---------- Stored data ----------

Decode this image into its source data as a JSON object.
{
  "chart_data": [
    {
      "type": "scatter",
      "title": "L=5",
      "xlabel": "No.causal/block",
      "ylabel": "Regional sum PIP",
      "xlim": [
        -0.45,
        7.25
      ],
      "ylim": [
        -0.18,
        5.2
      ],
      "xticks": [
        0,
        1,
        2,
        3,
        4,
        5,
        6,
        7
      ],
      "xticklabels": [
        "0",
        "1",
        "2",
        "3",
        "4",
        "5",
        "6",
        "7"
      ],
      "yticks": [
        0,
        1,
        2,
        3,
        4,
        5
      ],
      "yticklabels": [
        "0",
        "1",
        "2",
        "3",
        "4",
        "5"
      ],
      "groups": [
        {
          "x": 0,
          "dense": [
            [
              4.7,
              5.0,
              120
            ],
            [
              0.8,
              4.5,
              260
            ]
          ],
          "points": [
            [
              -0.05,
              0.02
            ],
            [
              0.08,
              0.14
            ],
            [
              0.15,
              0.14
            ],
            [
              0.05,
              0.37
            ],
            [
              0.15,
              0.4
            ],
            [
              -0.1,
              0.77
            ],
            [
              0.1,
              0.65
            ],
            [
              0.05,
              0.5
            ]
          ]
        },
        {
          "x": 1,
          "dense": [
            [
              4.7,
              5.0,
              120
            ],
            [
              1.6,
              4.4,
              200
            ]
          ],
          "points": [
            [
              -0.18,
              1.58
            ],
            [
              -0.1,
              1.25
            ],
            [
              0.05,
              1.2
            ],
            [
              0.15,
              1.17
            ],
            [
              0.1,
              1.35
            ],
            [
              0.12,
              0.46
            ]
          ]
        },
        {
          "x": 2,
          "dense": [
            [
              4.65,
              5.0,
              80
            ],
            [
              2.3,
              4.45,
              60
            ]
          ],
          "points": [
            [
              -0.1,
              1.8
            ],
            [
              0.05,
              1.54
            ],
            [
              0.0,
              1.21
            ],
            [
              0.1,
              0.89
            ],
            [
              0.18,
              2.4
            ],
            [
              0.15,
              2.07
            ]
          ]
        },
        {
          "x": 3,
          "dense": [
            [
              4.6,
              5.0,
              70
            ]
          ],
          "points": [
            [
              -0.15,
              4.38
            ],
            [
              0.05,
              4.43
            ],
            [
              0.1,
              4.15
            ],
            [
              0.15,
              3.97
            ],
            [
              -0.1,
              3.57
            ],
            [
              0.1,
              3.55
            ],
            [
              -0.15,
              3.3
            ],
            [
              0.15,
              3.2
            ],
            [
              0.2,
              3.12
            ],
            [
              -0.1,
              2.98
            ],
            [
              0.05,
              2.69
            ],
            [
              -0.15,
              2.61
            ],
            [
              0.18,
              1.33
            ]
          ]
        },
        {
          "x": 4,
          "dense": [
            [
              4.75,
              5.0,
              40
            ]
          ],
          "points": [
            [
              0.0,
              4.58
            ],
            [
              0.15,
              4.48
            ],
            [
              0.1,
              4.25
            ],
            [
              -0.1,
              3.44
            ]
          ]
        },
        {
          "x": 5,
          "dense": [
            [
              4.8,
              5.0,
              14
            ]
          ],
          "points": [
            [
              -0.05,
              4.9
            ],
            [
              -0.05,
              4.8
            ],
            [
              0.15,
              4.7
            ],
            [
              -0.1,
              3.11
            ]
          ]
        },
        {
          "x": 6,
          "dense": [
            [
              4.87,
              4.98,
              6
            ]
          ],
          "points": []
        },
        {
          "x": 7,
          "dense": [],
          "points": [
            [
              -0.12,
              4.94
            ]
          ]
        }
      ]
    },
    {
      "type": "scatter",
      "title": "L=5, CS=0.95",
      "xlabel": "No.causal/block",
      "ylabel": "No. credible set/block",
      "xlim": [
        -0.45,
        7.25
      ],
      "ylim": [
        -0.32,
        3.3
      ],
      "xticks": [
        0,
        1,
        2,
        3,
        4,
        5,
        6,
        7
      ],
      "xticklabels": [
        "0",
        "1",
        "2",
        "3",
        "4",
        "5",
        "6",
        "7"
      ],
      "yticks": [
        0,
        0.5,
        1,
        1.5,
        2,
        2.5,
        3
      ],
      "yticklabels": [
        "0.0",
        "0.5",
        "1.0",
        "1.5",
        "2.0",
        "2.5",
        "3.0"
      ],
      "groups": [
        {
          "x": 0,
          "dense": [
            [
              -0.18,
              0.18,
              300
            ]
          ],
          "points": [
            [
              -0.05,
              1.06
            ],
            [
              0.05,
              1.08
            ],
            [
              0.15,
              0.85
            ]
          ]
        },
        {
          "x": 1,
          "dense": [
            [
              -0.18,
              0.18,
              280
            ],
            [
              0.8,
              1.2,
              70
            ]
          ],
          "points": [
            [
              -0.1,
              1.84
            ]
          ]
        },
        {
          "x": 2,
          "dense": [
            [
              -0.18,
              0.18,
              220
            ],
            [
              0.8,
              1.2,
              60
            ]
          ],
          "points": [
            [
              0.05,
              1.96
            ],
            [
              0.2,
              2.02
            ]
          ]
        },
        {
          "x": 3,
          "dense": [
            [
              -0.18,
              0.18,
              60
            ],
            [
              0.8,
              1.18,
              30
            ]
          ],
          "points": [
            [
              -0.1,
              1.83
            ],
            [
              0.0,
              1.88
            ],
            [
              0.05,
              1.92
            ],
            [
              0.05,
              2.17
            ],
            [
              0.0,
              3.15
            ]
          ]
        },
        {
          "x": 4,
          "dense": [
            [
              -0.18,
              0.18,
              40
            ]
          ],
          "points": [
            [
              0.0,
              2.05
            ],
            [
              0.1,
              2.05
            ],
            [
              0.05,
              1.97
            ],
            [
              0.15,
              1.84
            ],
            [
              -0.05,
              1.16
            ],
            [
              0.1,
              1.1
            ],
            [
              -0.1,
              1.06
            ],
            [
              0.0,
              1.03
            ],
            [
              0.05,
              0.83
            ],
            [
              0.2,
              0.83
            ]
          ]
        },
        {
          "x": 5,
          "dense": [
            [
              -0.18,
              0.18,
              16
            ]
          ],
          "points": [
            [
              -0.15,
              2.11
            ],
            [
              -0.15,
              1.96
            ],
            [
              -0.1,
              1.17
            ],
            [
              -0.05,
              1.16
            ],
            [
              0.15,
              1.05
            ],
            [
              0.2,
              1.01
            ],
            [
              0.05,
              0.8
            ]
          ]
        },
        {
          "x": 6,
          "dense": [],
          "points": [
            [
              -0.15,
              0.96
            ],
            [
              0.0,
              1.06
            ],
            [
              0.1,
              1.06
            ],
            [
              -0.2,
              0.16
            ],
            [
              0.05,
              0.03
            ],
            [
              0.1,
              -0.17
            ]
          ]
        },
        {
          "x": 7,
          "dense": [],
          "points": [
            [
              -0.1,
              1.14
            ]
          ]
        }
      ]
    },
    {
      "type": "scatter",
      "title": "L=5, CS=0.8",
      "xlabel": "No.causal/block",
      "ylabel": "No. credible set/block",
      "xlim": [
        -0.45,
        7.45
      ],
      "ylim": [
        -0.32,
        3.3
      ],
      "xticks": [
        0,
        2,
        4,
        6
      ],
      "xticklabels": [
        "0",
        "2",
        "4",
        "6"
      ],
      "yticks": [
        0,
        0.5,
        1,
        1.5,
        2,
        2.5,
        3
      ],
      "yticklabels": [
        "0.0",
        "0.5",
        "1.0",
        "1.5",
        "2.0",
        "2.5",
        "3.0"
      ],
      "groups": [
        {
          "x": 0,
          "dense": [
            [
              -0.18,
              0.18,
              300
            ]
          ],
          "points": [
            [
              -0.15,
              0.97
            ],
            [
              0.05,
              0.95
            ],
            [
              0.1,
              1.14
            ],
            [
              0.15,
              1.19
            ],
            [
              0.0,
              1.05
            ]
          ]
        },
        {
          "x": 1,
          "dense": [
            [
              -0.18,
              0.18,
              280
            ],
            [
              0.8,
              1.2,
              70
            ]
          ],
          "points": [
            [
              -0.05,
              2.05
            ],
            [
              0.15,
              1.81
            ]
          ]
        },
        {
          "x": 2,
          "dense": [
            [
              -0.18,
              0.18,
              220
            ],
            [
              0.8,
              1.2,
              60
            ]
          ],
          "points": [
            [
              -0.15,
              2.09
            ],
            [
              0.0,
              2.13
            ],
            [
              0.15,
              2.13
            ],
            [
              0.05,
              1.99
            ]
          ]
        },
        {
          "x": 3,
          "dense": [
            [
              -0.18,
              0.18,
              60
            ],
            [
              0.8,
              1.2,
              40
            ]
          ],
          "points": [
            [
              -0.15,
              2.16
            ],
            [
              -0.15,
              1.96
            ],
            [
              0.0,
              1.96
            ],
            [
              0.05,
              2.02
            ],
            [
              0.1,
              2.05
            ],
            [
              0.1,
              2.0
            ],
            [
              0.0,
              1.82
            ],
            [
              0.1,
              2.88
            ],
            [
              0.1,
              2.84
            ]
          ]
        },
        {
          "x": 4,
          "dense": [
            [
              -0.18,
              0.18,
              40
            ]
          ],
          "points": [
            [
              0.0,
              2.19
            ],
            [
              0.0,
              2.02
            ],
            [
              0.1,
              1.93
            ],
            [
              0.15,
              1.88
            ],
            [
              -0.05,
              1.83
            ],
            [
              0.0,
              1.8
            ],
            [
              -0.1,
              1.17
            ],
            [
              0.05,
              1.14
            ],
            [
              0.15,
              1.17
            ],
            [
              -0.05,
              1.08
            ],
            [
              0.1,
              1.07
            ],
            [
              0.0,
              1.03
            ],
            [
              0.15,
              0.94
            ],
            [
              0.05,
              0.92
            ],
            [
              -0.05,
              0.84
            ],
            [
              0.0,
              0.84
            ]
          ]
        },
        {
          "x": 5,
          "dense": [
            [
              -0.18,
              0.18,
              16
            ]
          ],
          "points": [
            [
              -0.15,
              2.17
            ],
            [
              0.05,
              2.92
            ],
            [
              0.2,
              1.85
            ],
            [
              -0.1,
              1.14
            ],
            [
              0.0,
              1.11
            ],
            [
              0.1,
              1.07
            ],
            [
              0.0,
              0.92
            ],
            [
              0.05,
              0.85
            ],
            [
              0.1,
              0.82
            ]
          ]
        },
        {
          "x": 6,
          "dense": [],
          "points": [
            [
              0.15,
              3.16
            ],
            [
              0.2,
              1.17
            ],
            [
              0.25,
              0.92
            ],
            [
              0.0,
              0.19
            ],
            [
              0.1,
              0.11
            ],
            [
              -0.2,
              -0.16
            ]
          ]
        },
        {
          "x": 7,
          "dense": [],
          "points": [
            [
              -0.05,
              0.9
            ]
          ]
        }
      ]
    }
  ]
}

----------

(What the task requires): From the entries above, extract each line containing "title".

(Right answer):
      "title": "L=5",
      "title": "L=5, CS=0.95",
      "title": "L=5, CS=0.8",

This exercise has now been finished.